### Text
This charming 1865 cream silk taffeta dress features many design details of fashionable evening looks of the time, like a defined waist and passementerie.

About the Look

This 1865 evening dress features an off-the-shoulder neckline, with a fitted waistline and full crinolined skirt. The detailed neckline includes layers of thin black and light blue ribbons, jewelry pleated silk and a box-pleat trim finished in a V-neckline.  From the neckline, there are two taffeta bows trimmed with passementerie and a single beaded tassel. The bodice is draped with irregular princess darts meeting just off of center front. At the waistline, a thin two-inch belt lays with a frog as its closure in center front. The large ballgown skirt is overlaid with large petal-like drapes (a form of a polonaise) and two dangling tassels. The large petals are gathered at the waist and they are trimmed with horizontal knife pleats (Fig. 1). The skirt is finished with cascading ruffles and a cording trim.

### Dataset entries
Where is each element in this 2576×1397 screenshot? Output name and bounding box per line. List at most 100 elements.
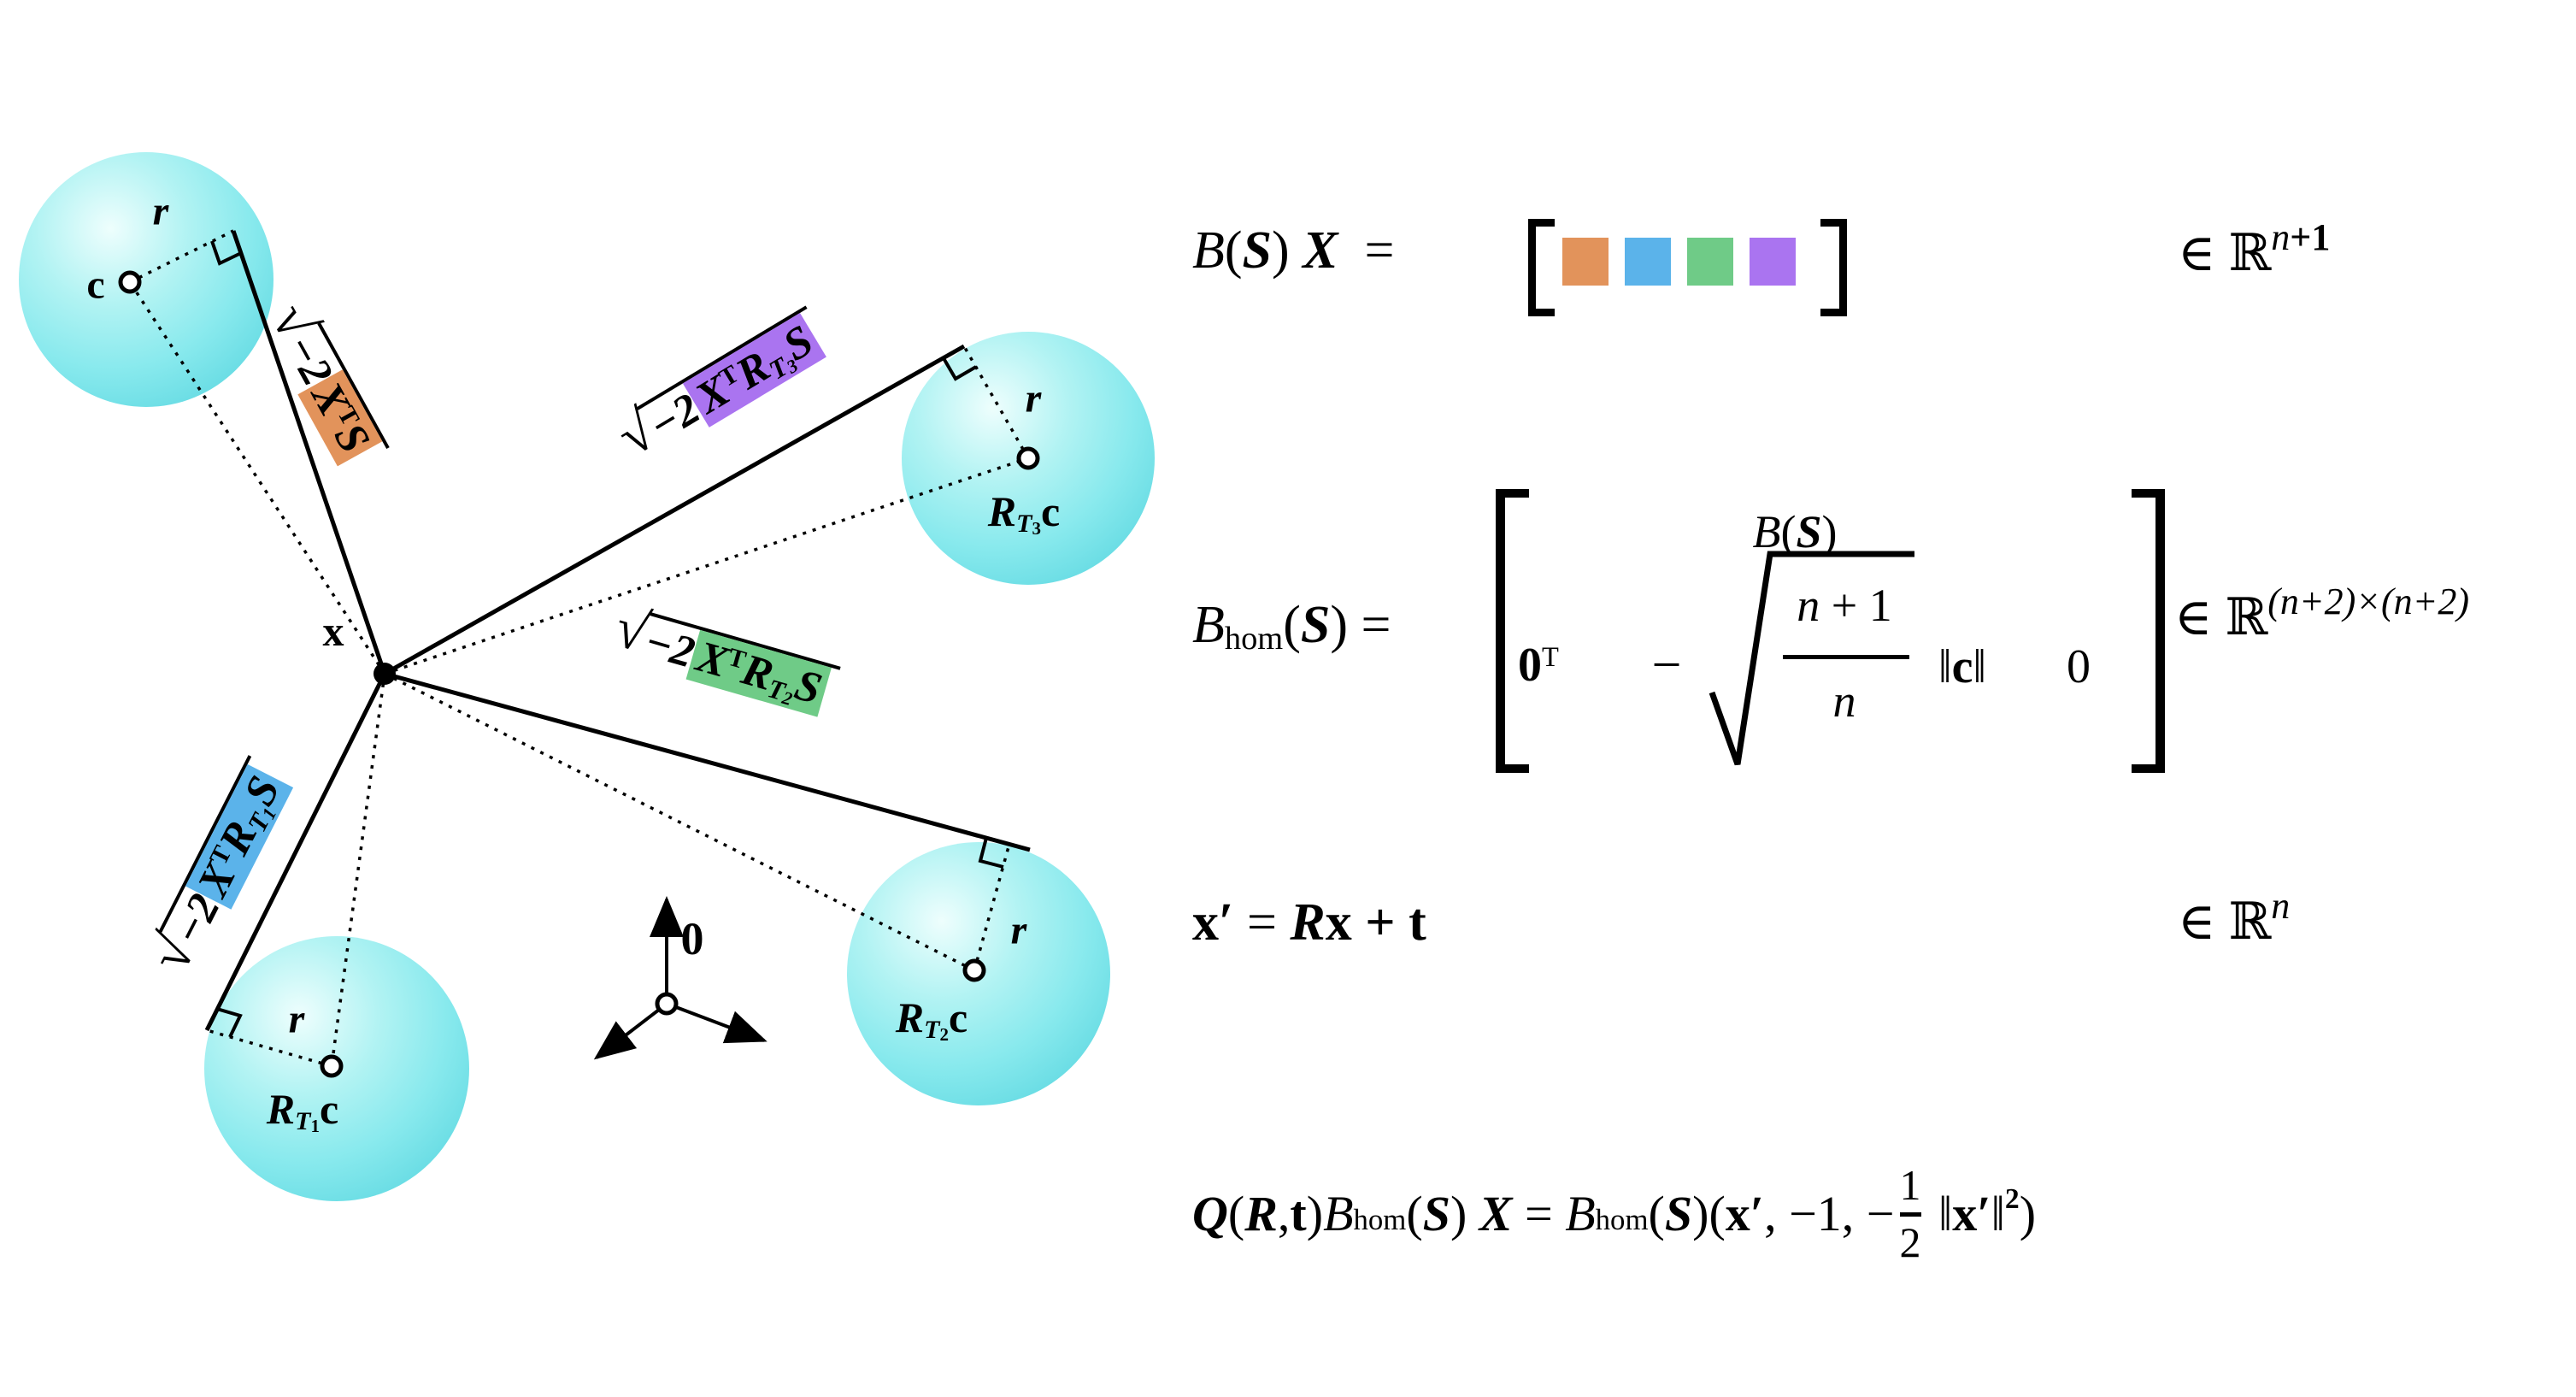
==
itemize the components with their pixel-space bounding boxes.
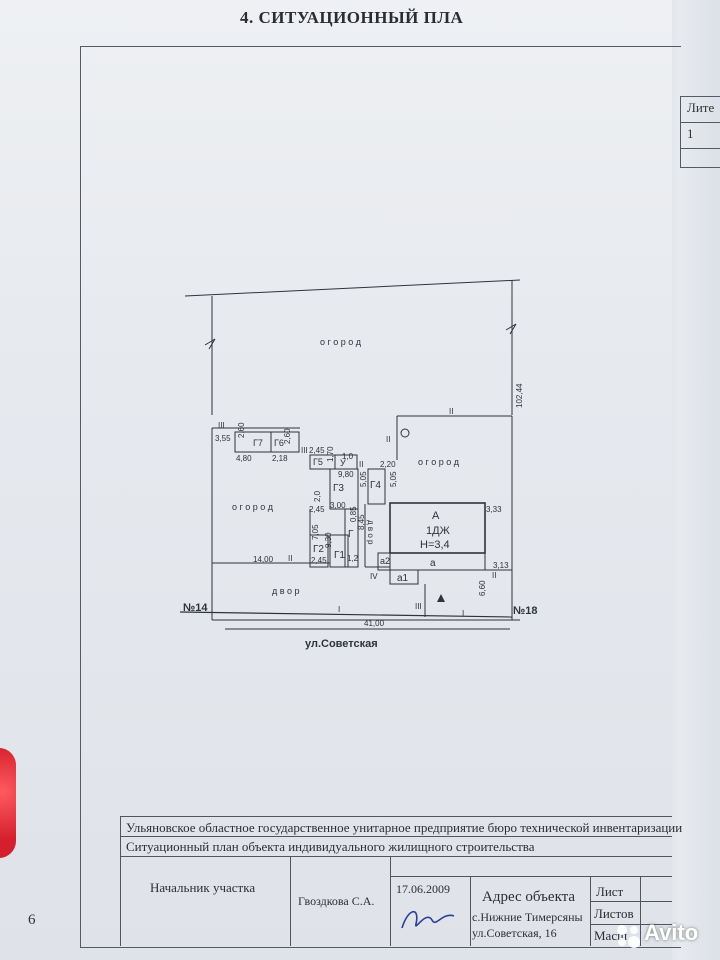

### Requirements
1. Reproduce, word for word, the part of the dress description that opens with the words containing "About the Look" and closes with "a cording trim.".
2. Carry on the description of the 1865 evening dress from its last sentence.
The lines have no connection to the description of the 1865 evening dress.

### Written answers
1.
About the Look

This 1865 evening dress features an off-the-shoulder neckline, with a fitted waistline and full crinolined skirt. The detailed neckline includes layers of thin black and light blue ribbons, jewelry pleated silk and a box-pleat trim finished in a V-neckline.  From the neckline, there are two taffeta bows trimmed with passementerie and a single beaded tassel. The bodice is draped with irregular princess darts meeting just off of center front. At the waistline, a thin two-inch belt lays with a frog as its closure in center front. The large ballgown skirt is overlaid with large petal-like drapes (a form of a polonaise) and two dangling tassels. The large petals are gathered at the waist and they are trimmed with horizontal knife pleats (Fig. 1). The skirt is finished with cascading ruffles and a cording trim.

2.
Dress detail

Fig. 1 - Designer unknown (Scotland). Dress detail, 1865. Cream silk taffeta, satin, tulle, cording and tassels and black ribbon. New York: The Museum at FIT, 75.227.41. Gift of Mildred R. Mottahedeh. Source: The Museum at FIT

Dress, 1865. Cream silk taffeta, satin, tulle, cording and tassels and black ribbon. New York: The Museum at FIT, 75.227.41. Image: Museum at FIT

About the context


his 1865 cream silk taffeta evening dress was a fashionable look of its time. In comparison to other 1860s gowns, it carries the same elegance, as well as various design details such as passementerie, and a fitted waist line. As the Museum at FIT states:

“Bare shoulders were typical of 1860s evening gowns, as in this sumptuously adorned example. Full skirts created the illusion of a narrow waist. Cage crinolines had replaced layers of petticoats as the way to maintain a skirt’s fullness, and many women (as well as men) enjoyed the flirtatious, ankle-revealing swing of a crinoline.”

As seen in all of the figures here, off-the-shoulder gowns were a popular neckline in the 1860s. In a March 1865 fashion plate from Le Follet (Fig. 2), we see three women all wearing similar off-shoulder evening dresses with looped up overskirts.  An earlier Le Follet bridal fashion plate also features dresses with the same silhouette of the above gowns (Fig. 3).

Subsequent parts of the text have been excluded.